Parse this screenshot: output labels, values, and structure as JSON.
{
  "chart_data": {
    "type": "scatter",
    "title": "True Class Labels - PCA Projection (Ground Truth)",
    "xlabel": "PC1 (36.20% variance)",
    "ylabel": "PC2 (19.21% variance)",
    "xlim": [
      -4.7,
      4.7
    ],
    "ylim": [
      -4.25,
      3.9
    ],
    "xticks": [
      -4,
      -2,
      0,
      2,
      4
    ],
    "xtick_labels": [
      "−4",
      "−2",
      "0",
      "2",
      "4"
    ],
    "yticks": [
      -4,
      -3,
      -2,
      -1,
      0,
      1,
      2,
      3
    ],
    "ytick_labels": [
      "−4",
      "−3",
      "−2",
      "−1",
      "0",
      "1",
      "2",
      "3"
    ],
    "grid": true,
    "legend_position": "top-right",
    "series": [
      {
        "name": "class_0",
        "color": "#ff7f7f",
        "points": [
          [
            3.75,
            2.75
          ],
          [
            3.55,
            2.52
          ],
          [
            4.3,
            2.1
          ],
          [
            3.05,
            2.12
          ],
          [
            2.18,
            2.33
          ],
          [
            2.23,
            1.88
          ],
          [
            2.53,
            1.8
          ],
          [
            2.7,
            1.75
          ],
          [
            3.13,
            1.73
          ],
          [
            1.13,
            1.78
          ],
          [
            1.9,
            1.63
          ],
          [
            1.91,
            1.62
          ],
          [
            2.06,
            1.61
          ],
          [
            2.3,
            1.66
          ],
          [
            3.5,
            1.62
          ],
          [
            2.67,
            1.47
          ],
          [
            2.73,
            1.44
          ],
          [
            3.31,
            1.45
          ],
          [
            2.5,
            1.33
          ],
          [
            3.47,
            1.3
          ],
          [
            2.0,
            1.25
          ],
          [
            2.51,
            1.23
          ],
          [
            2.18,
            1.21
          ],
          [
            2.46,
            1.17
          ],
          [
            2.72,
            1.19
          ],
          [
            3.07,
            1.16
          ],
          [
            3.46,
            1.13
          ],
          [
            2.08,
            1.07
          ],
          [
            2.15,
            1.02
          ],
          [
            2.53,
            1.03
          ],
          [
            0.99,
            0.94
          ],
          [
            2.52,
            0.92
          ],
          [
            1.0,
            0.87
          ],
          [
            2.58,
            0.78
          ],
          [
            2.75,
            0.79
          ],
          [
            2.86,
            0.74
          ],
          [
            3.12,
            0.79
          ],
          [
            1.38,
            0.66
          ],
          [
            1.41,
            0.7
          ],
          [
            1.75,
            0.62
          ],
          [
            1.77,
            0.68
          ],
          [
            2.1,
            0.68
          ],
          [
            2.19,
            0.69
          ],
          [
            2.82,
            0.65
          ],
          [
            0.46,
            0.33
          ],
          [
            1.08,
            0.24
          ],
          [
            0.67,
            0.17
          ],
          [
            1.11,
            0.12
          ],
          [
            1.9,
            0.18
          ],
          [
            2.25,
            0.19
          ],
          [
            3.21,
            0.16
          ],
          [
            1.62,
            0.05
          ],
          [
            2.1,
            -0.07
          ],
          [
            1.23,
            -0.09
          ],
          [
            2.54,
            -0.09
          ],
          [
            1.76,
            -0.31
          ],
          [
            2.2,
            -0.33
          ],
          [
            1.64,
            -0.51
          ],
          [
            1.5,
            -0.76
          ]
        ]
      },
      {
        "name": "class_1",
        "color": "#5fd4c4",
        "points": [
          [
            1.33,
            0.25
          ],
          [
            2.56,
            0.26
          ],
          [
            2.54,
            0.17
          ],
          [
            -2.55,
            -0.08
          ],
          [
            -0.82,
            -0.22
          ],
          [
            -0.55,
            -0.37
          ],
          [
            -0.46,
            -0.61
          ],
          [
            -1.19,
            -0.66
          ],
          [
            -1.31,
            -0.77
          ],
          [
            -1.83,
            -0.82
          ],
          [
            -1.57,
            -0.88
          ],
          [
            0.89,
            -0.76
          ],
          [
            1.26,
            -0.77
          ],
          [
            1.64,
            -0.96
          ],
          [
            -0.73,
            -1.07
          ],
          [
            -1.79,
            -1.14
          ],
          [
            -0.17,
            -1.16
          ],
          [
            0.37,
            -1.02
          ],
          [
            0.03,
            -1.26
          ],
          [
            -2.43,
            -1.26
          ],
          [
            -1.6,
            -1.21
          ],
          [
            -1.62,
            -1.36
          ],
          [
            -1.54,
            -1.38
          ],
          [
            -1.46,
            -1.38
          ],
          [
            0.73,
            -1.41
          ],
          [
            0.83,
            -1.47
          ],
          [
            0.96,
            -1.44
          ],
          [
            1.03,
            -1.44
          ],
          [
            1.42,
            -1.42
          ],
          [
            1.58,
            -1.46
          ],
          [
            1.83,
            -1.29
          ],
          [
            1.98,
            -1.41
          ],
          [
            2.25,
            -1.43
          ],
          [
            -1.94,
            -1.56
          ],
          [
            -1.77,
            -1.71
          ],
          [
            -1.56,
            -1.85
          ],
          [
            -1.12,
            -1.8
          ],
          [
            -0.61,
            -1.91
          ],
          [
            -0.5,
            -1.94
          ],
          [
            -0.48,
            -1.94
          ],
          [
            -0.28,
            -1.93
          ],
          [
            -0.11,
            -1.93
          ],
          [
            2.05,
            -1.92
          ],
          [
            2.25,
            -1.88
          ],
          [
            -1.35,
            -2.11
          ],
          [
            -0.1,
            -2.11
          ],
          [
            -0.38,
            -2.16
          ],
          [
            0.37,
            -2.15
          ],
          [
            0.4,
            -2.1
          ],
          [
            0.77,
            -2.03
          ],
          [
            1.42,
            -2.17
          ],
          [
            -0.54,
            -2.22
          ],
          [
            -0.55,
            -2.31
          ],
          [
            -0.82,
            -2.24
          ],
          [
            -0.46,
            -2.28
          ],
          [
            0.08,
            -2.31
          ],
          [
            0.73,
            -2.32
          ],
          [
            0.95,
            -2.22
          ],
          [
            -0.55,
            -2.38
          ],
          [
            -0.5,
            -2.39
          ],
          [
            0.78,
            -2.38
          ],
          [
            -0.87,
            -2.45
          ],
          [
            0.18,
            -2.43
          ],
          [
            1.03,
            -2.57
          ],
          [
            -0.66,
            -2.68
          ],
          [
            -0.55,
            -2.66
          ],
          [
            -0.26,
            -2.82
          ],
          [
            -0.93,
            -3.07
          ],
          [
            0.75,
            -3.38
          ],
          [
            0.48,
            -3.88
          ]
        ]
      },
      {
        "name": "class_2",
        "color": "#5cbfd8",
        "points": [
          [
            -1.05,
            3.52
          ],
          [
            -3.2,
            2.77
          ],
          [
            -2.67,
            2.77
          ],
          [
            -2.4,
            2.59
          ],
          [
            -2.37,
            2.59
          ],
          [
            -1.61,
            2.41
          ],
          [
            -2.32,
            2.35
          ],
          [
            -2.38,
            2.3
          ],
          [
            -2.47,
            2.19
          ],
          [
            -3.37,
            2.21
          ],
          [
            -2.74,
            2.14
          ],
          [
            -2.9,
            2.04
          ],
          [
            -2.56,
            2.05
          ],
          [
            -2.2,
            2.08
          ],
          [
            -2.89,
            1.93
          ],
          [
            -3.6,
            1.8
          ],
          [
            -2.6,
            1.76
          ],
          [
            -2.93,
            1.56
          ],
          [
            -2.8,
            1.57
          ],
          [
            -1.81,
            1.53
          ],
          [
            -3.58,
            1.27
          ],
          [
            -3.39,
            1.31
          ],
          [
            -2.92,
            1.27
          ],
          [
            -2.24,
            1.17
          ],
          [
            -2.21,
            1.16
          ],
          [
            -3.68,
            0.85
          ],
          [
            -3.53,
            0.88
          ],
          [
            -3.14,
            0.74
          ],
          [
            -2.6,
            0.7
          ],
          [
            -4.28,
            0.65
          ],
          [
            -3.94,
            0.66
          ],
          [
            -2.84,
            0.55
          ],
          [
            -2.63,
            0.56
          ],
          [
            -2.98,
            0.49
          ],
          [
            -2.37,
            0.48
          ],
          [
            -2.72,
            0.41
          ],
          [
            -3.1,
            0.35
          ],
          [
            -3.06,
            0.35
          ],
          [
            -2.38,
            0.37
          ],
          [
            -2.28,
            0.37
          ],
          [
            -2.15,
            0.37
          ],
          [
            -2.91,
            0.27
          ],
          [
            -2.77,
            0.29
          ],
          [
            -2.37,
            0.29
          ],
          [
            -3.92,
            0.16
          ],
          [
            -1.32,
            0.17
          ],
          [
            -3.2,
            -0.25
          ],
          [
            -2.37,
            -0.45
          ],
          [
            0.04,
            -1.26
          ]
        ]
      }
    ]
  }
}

Problem details: Extract every line containing the string "color" from the data above.

Result of this task:
        "color": "#ff7f7f",
        "color": "#5fd4c4",
        "color": "#5cbfd8",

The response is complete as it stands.